▶ **What is required**
State how many lines of the records contain the string "name", and give no other information.

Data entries
----------------------------------------
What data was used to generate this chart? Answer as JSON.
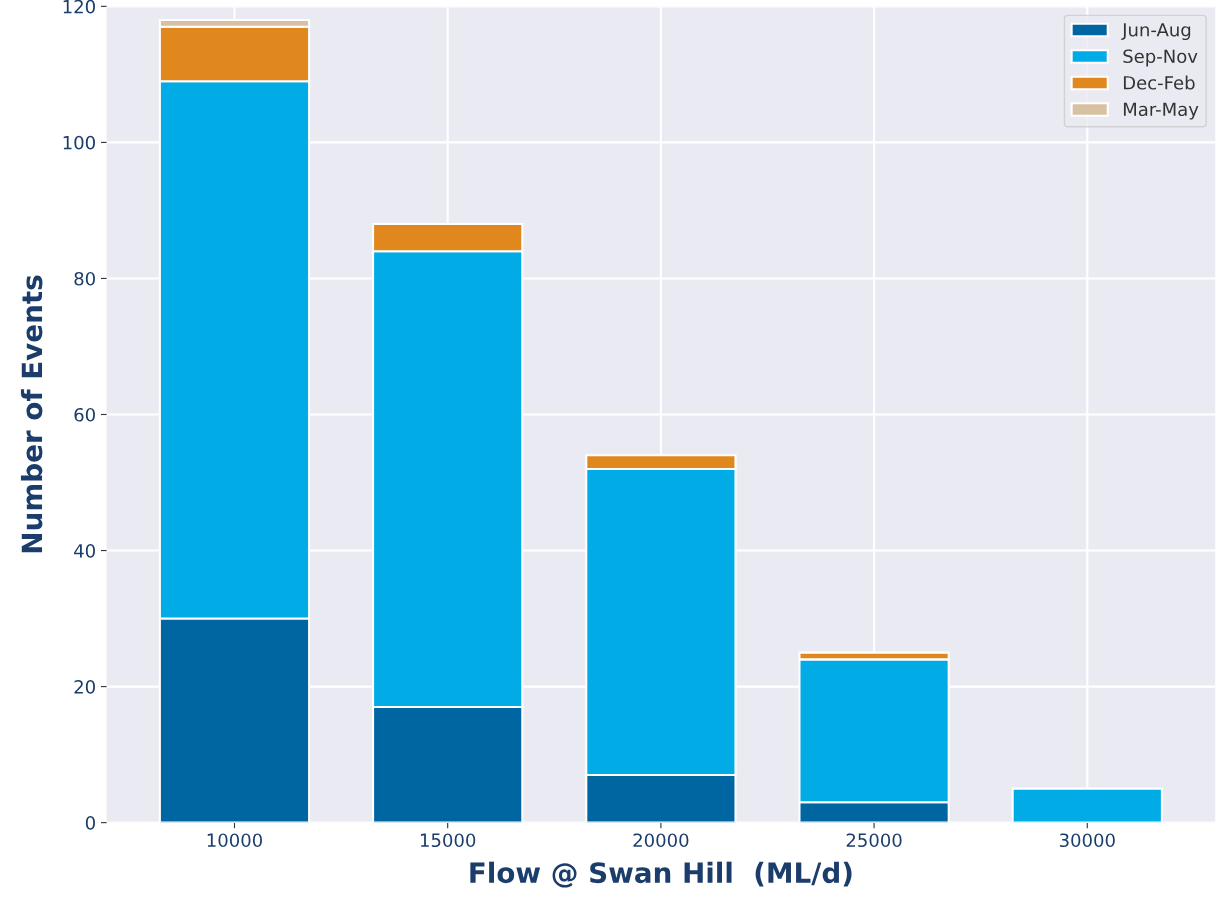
{
  "chart_data": {
    "type": "bar",
    "stacked": true,
    "xlabel": "Flow @ Swan Hill  (ML/d)",
    "ylabel": "Number of Events",
    "categories": [
      "10000",
      "15000",
      "20000",
      "25000",
      "30000"
    ],
    "series": [
      {
        "name": "Jun-Aug",
        "color": "#0066a2",
        "values": [
          30,
          17,
          7,
          3,
          0
        ]
      },
      {
        "name": "Sep-Nov",
        "color": "#00abe6",
        "values": [
          79,
          67,
          45,
          21,
          5
        ]
      },
      {
        "name": "Dec-Feb",
        "color": "#e0881e",
        "values": [
          8,
          4,
          2,
          1,
          0
        ]
      },
      {
        "name": "Mar-May",
        "color": "#d8c0a2",
        "values": [
          1,
          0,
          0,
          0,
          0
        ]
      }
    ],
    "ylim": [
      0,
      120
    ],
    "yticks": [
      0,
      20,
      40,
      60,
      80,
      100,
      120
    ],
    "grid": true,
    "legend": "top right"
  }
}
----------------------------------------
▶ **Response to the task**
4